#### [Given task]
Your task is to copy every line of the entries that contains "FECHA".

Data records
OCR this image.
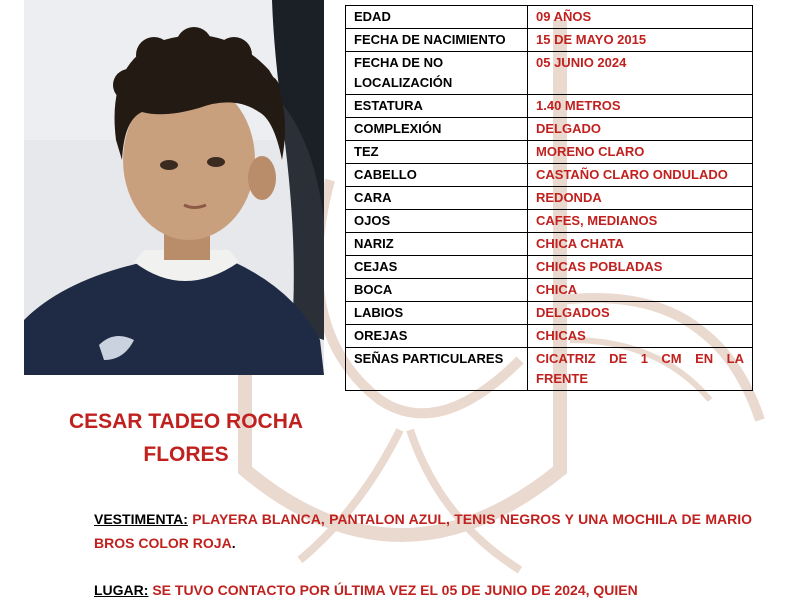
EDAD	09 AÑOS
FECHA DE NACIMIENTO	15 DE MAYO 2015
FECHA DE NO LOCALIZACIÓN	05 JUNIO 2024
ESTATURA	1.40 METROS
COMPLEXIÓN	DELGADO
TEZ	MORENO CLARO
CABELLO	CASTAÑO CLARO ONDULADO
CARA	REDONDA
OJOS	CAFES, MEDIANOS
NARIZ	CHICA CHATA
CEJAS	CHICAS POBLADAS
BOCA	CHICA
LABIOS	DELGADOS
OREJAS	CHICAS
SEÑAS PARTICULARES	CICATRIZ DE 1 CM EN LA FRENTE
CESAR TADEO ROCHA FLORES
VESTIMENTA: PLAYERA BLANCA, PANTALON AZUL, TENIS NEGROS Y UNA MOCHILA DE MARIO BROS COLOR ROJA.
LUGAR: SE TUVO CONTACTO POR ÚLTIMA VEZ EL 05 DE JUNIO DE 2024, QUIEN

#### [Output of the task]
FECHA DE NACIMIENTO	15 DE MAYO 2015
FECHA DE NO LOCALIZACIÓN	05 JUNIO 2024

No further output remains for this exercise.